REQUIREMENTS
Pick out every line in the data below that holds "ylabel".

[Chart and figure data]
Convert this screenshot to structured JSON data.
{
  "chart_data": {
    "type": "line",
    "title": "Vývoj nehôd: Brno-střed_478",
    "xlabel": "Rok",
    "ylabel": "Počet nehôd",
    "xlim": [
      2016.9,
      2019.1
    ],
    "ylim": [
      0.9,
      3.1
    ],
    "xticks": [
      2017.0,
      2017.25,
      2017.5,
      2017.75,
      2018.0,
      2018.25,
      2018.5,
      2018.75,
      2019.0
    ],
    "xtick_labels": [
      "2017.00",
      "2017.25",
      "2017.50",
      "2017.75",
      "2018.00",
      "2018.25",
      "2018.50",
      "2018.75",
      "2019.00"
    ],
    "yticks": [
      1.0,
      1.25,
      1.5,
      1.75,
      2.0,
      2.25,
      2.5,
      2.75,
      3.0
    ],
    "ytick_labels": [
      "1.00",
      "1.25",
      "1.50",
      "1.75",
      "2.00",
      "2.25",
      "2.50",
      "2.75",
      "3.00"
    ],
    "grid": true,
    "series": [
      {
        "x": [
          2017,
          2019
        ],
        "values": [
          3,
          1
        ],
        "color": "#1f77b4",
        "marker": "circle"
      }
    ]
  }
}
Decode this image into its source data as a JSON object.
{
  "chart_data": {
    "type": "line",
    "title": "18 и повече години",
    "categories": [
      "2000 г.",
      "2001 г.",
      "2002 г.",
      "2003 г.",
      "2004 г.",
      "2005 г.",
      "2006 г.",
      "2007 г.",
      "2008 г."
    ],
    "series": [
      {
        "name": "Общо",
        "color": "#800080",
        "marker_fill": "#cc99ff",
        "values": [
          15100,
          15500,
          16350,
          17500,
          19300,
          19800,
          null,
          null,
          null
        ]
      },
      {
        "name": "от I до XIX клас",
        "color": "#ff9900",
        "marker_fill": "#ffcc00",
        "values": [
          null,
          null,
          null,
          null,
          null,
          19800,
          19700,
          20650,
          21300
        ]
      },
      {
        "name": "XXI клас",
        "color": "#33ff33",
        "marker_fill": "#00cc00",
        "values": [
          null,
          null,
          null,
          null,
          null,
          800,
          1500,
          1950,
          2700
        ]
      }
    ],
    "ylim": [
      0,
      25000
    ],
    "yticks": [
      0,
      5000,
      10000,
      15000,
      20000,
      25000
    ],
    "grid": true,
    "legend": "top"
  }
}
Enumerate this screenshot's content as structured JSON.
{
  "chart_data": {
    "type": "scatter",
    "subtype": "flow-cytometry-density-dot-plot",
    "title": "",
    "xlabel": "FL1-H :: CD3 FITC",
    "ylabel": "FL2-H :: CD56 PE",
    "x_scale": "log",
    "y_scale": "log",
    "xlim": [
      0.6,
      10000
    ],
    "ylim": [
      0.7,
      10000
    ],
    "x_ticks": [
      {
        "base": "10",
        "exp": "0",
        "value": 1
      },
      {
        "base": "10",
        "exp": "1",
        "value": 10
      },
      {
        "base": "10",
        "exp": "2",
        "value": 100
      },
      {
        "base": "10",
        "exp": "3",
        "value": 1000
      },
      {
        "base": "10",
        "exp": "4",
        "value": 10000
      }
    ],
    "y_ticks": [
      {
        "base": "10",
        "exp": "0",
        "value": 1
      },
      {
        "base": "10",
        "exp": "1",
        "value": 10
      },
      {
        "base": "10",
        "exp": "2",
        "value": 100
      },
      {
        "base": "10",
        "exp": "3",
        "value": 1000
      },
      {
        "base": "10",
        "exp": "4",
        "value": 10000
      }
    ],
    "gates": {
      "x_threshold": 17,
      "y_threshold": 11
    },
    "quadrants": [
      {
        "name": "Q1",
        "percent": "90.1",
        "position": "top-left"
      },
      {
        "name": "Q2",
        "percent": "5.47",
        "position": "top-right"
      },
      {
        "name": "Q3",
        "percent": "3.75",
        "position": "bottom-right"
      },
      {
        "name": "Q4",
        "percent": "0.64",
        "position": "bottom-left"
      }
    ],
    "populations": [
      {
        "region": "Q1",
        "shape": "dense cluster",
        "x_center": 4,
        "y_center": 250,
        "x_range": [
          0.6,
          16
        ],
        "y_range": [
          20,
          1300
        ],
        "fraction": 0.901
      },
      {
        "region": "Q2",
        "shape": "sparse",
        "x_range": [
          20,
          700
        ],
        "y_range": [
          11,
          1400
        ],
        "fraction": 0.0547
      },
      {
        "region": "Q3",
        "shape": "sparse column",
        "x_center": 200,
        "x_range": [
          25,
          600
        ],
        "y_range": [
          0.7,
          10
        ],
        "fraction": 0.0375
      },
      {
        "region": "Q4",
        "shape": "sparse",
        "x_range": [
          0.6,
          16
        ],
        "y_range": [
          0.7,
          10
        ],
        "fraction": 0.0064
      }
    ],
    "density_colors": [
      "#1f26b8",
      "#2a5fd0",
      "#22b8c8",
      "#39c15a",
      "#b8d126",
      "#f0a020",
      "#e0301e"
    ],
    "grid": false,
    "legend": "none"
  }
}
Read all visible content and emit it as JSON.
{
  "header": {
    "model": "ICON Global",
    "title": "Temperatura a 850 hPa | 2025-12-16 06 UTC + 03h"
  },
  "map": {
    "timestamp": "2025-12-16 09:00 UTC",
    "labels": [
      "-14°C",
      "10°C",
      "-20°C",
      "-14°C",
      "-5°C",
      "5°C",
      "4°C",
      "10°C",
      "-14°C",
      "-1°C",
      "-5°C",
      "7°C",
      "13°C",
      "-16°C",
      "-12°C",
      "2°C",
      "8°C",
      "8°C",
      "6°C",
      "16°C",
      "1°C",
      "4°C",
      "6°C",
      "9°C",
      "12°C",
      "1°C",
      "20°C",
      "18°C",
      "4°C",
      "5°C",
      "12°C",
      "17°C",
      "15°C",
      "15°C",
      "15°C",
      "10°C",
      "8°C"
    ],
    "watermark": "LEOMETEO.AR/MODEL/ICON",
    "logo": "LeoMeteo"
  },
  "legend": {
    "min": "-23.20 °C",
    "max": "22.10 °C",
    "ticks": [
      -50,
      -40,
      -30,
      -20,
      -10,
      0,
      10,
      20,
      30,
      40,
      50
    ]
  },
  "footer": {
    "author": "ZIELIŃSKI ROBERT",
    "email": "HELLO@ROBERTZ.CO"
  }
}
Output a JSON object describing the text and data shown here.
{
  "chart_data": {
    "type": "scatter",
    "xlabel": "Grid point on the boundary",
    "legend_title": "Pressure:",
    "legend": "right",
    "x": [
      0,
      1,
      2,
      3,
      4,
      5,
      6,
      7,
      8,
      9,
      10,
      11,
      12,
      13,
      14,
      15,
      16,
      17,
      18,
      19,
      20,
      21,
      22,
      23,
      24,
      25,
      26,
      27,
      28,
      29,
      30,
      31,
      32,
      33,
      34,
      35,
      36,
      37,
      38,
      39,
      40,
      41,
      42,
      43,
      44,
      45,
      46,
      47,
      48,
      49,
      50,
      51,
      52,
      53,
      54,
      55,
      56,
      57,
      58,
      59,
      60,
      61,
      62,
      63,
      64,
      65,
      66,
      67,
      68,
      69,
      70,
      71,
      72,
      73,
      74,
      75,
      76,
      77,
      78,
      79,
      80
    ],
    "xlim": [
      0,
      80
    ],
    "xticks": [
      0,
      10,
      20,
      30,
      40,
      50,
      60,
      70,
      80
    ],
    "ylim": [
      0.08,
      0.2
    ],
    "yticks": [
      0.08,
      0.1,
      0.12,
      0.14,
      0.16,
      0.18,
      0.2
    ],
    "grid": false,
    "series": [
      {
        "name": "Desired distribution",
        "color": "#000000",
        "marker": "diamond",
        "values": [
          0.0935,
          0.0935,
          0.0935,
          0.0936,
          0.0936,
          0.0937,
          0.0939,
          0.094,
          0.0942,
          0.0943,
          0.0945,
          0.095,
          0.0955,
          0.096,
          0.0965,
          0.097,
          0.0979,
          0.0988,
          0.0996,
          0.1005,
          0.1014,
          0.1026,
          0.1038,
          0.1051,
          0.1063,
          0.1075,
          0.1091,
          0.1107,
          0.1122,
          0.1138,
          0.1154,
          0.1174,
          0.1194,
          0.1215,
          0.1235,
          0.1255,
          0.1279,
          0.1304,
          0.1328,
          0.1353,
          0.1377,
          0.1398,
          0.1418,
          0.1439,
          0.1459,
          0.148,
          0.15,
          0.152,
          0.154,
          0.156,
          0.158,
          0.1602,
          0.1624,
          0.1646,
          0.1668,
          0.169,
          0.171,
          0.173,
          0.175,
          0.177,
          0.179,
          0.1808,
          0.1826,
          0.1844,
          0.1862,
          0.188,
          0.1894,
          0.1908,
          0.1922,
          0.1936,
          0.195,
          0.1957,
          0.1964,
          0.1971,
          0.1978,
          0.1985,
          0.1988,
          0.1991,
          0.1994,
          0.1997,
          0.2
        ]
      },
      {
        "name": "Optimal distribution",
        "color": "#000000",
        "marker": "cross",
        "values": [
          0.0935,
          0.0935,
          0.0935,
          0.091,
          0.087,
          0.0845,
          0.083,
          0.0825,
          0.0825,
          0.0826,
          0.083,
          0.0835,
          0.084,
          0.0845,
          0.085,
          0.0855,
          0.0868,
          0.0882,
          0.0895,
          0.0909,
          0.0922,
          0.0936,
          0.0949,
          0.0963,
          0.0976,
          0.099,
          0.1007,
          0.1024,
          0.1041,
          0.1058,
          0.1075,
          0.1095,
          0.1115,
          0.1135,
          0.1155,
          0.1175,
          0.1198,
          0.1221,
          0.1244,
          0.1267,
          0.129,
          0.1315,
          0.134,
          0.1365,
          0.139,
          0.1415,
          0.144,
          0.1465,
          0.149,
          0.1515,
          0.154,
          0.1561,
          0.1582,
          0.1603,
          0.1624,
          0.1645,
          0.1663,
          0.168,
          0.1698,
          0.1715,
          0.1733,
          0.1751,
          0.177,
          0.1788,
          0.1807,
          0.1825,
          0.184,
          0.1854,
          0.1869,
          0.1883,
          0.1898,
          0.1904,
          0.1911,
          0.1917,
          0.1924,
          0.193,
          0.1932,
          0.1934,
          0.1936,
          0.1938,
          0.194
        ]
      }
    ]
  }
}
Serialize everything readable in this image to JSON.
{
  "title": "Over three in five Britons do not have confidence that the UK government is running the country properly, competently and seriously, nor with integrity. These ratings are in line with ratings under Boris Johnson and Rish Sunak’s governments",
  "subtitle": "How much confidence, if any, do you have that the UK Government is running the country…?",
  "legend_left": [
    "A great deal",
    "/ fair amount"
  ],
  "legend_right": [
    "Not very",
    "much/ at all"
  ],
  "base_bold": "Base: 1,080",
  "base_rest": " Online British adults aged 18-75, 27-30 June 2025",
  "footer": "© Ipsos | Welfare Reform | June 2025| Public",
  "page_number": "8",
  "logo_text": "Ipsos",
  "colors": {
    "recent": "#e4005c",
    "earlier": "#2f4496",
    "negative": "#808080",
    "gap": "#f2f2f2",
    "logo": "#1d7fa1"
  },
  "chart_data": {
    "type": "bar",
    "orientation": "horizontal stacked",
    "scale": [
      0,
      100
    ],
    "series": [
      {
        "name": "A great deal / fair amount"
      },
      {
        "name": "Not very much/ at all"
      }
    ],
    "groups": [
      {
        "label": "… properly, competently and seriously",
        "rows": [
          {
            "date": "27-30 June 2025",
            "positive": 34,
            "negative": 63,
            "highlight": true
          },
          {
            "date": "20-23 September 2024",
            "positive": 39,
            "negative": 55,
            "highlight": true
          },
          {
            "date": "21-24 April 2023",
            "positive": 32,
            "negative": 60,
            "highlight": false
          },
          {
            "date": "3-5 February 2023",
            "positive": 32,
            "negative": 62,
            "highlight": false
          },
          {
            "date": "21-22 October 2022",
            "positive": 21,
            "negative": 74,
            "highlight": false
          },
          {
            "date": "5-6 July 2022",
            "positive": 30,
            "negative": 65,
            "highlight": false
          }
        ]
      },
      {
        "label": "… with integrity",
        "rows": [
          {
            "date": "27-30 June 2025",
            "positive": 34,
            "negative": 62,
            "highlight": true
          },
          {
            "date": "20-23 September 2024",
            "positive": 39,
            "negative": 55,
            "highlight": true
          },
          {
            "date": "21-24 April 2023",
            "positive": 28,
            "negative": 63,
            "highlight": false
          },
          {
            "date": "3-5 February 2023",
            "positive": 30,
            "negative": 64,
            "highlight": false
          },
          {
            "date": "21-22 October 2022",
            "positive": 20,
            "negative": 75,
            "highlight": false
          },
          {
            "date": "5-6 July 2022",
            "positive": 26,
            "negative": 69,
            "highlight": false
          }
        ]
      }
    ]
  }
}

THE COMPLETED TASK
    "ylabel": "Počet nehôd",
    "ylabel": "FL2-H :: CD56 PE",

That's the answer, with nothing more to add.